● What you are asked to do: Will you extract the entries word for word? Images should not appear in the copy.

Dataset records
= = = =

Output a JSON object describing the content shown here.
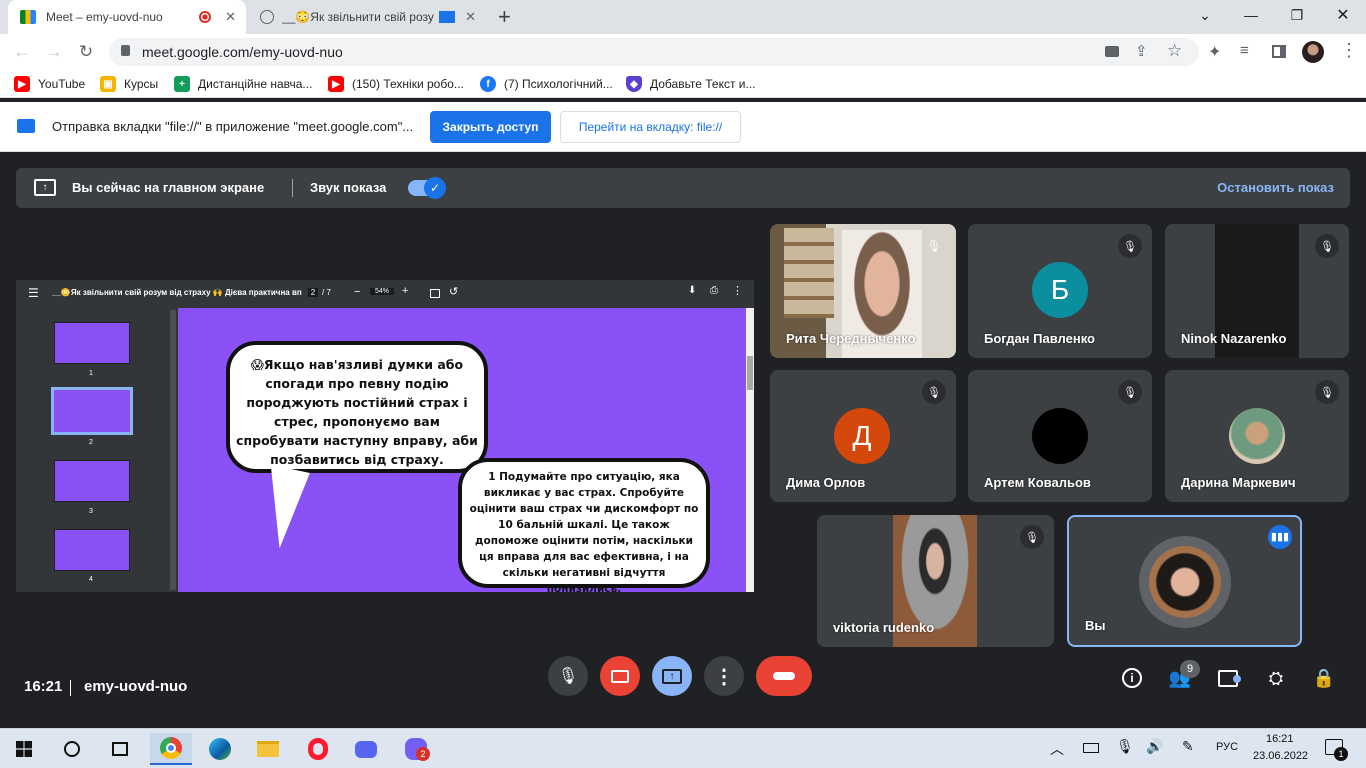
{
  "browser": {
    "tabs": [
      {
        "title": "Meet – emy-uovd-nuo"
      },
      {
        "title": "__😳Як звільнити свій розу"
      }
    ],
    "new_tab": "+",
    "url": "meet.google.com/emy-uovd-nuo",
    "bookmarks": [
      {
        "label": "YouTube",
        "color": "#ff0000"
      },
      {
        "label": "Курсы",
        "color": "#f4b400"
      },
      {
        "label": "Дистанційне навча...",
        "color": "#0f9d58"
      },
      {
        "label": "(150) Техніки робо...",
        "color": "#ff0000"
      },
      {
        "label": "(7) Психологічний...",
        "color": "#1877f2"
      },
      {
        "label": "Добавьте Текст и...",
        "color": "#5b3fd1"
      }
    ],
    "infobar": {
      "text": "Отправка вкладки \"file://\" в приложение \"meet.google.com\"...",
      "primary": "Закрыть доступ",
      "secondary": "Перейти на вкладку: file://"
    }
  },
  "meet": {
    "presenting_text": "Вы сейчас на главном экране",
    "sound_label": "Звук показа",
    "stop_label": "Остановить показ",
    "time": "16:21",
    "meeting_code": "emy-uovd-nuo",
    "people_count": "9",
    "participants": [
      {
        "name": "Рита Чередныченко",
        "type": "video"
      },
      {
        "name": "Богдан Павленко",
        "type": "letter",
        "letter": "Б",
        "color": "#0b8e9e"
      },
      {
        "name": "Ninok Nazarenko",
        "type": "dark"
      },
      {
        "name": "Дима Орлов",
        "type": "letter",
        "letter": "Д",
        "color": "#d5480c"
      },
      {
        "name": "Артем Ковальов",
        "type": "black"
      },
      {
        "name": "Дарина Маркевич",
        "type": "photo"
      },
      {
        "name": "viktoria rudenko",
        "type": "video"
      },
      {
        "name": "Вы",
        "type": "self"
      }
    ]
  },
  "pdf": {
    "title": "__😳Як звільнити свій розум від страху 🙌 Дієва практична вправ...",
    "page_current": "2",
    "page_total": "/ 7",
    "zoom": "54%",
    "thumbs": [
      "1",
      "2",
      "3",
      "4"
    ],
    "bubble1": "😱Якщо нав'язливі думки або спогади про певну подію породжують постійний страх і стрес, пропонуємо вам спробувати наступну вправу, аби позбавитись від страху.",
    "bubble2": "1  Подумайте про ситуацію, яка викликає у вас страх. Спробуйте оцінити ваш страх чи дискомфорт по 10 бальній шкалі. Це також допоможе оцінити потім, наскільки ця вправа для вас ефективна, і на скільки негативні відчуття понизились.",
    "bg": "#8a52f6"
  },
  "taskbar": {
    "lang": "РУС",
    "time": "16:21",
    "date": "23.06.2022",
    "notif": "1",
    "viber_badge": "2"
  }
}
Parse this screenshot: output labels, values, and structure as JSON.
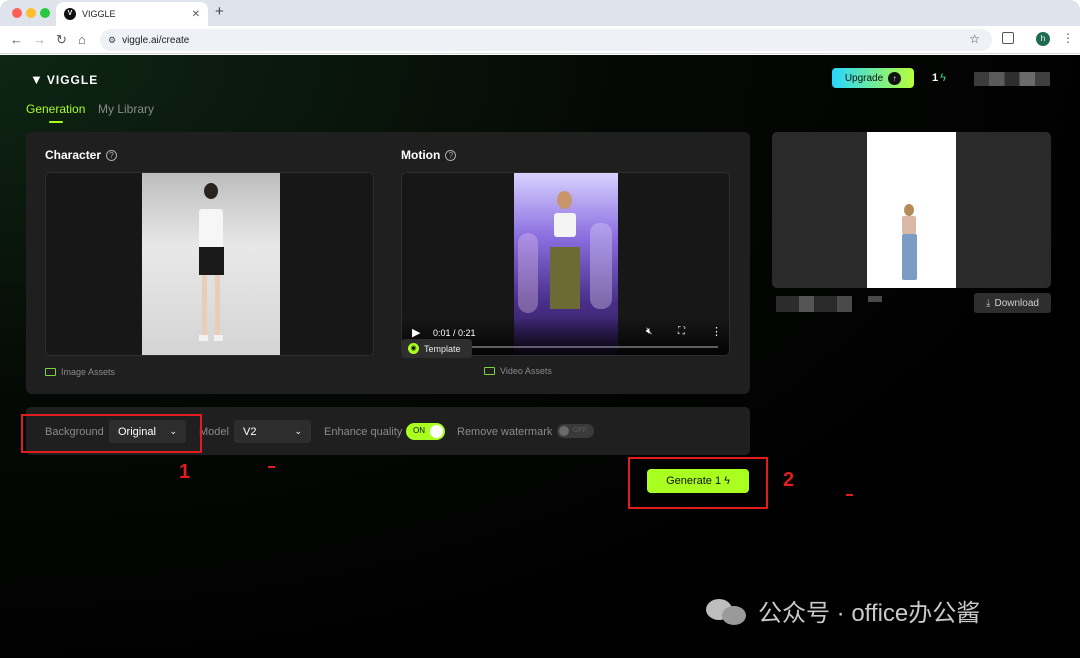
{
  "browser": {
    "tab_title": "VIGGLE",
    "tab_favicon": "V",
    "new_tab": "+",
    "url": "viggle.ai/create",
    "profile_initial": "h"
  },
  "header": {
    "logo_text": "VIGGLE",
    "upgrade_label": "Upgrade",
    "credits": "1"
  },
  "tabs": {
    "generation": "Generation",
    "library": "My Library"
  },
  "character": {
    "title": "Character",
    "asset_link": "Image Assets"
  },
  "motion": {
    "title": "Motion",
    "time": "0:01 / 0:21",
    "progress": 0.05,
    "template_label": "Template",
    "asset_link": "Video Assets"
  },
  "result": {
    "download_label": "Download"
  },
  "options": {
    "background_label": "Background",
    "background_value": "Original",
    "model_label": "Model",
    "model_value": "V2",
    "enhance_label": "Enhance quality",
    "enhance_toggle": "ON",
    "watermark_label": "Remove watermark",
    "watermark_toggle": "OFF"
  },
  "generate": {
    "label": "Generate 1"
  },
  "annotations": {
    "step1": "1",
    "step2": "2"
  },
  "watermark": {
    "text": "公众号 · office办公酱"
  },
  "icons": {
    "back": "back-arrow-icon",
    "forward": "forward-arrow-icon",
    "reload": "reload-icon",
    "home": "home-icon",
    "star": "star-icon",
    "bolt": "bolt-icon",
    "help": "help-circle-icon",
    "folder": "folder-icon",
    "play": "play-icon",
    "mute": "mute-icon",
    "fullscreen": "fullscreen-icon",
    "download": "download-icon"
  },
  "colors": {
    "accent": "#a9ff1f",
    "annotation": "#e11d1d",
    "panel": "#1f1f1f"
  }
}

= = = =

● Response for this exercise:
Output a JSON object describing the content shown here.
{
  "browser": {
    "tabs": [
      {
        "title": "Meet – emy-uovd-nuo"
      },
      {
        "title": "__😳Як звільнити свій розу"
      }
    ],
    "new_tab": "+",
    "url": "meet.google.com/emy-uovd-nuo",
    "bookmarks": [
      {
        "label": "YouTube",
        "color": "#ff0000"
      },
      {
        "label": "Курсы",
        "color": "#f4b400"
      },
      {
        "label": "Дистанційне навча...",
        "color": "#0f9d58"
      },
      {
        "label": "(150) Техніки робо...",
        "color": "#ff0000"
      },
      {
        "label": "(7) Психологічний...",
        "color": "#1877f2"
      },
      {
        "label": "Добавьте Текст и...",
        "color": "#5b3fd1"
      }
    ],
    "infobar": {
      "text": "Отправка вкладки \"file://\" в приложение \"meet.google.com\"...",
      "primary": "Закрыть доступ",
      "secondary": "Перейти на вкладку: file://"
    }
  },
  "meet": {
    "presenting_text": "Вы сейчас на главном экране",
    "sound_label": "Звук показа",
    "stop_label": "Остановить показ",
    "time": "16:21",
    "meeting_code": "emy-uovd-nuo",
    "people_count": "9",
    "participants": [
      {
        "name": "Рита Чередныченко",
        "type": "video"
      },
      {
        "name": "Богдан Павленко",
        "type": "letter",
        "letter": "Б",
        "color": "#0b8e9e"
      },
      {
        "name": "Ninok Nazarenko",
        "type": "dark"
      },
      {
        "name": "Дима Орлов",
        "type": "letter",
        "letter": "Д",
        "color": "#d5480c"
      },
      {
        "name": "Артем Ковальов",
        "type": "black"
      },
      {
        "name": "Дарина Маркевич",
        "type": "photo"
      },
      {
        "name": "viktoria rudenko",
        "type": "video"
      },
      {
        "name": "Вы",
        "type": "self"
      }
    ]
  },
  "pdf": {
    "title": "__😳Як звільнити свій розум від страху 🙌 Дієва практична вправ...",
    "page_current": "2",
    "page_total": "/ 7",
    "zoom": "54%",
    "thumbs": [
      "1",
      "2",
      "3",
      "4"
    ],
    "bubble1": "😱Якщо нав'язливі думки або спогади про певну подію породжують постійний страх і стрес, пропонуємо вам спробувати наступну вправу, аби позбавитись від страху.",
    "bubble2": "1  Подумайте про ситуацію, яка викликає у вас страх. Спробуйте оцінити ваш страх чи дискомфорт по 10 бальній шкалі. Це також допоможе оцінити потім, наскільки ця вправа для вас ефективна, і на скільки негативні відчуття понизились.",
    "bg": "#8a52f6"
  },
  "taskbar": {
    "lang": "РУС",
    "time": "16:21",
    "date": "23.06.2022",
    "notif": "1",
    "viber_badge": "2"
  }
}
Parse this screenshot: output labels, values, and structure as JSON.
{
  "browser": {
    "tab_title": "VIGGLE",
    "tab_favicon": "V",
    "new_tab": "+",
    "url": "viggle.ai/create",
    "profile_initial": "h"
  },
  "header": {
    "logo_text": "VIGGLE",
    "upgrade_label": "Upgrade",
    "credits": "1"
  },
  "tabs": {
    "generation": "Generation",
    "library": "My Library"
  },
  "character": {
    "title": "Character",
    "asset_link": "Image Assets"
  },
  "motion": {
    "title": "Motion",
    "time": "0:01 / 0:21",
    "progress": 0.05,
    "template_label": "Template",
    "asset_link": "Video Assets"
  },
  "result": {
    "download_label": "Download"
  },
  "options": {
    "background_label": "Background",
    "background_value": "Original",
    "model_label": "Model",
    "model_value": "V2",
    "enhance_label": "Enhance quality",
    "enhance_toggle": "ON",
    "watermark_label": "Remove watermark",
    "watermark_toggle": "OFF"
  },
  "generate": {
    "label": "Generate 1"
  },
  "annotations": {
    "step1": "1",
    "step2": "2"
  },
  "watermark": {
    "text": "公众号 · office办公酱"
  },
  "icons": {
    "back": "back-arrow-icon",
    "forward": "forward-arrow-icon",
    "reload": "reload-icon",
    "home": "home-icon",
    "star": "star-icon",
    "bolt": "bolt-icon",
    "help": "help-circle-icon",
    "folder": "folder-icon",
    "play": "play-icon",
    "mute": "mute-icon",
    "fullscreen": "fullscreen-icon",
    "download": "download-icon"
  },
  "colors": {
    "accent": "#a9ff1f",
    "annotation": "#e11d1d",
    "panel": "#1f1f1f"
  }
}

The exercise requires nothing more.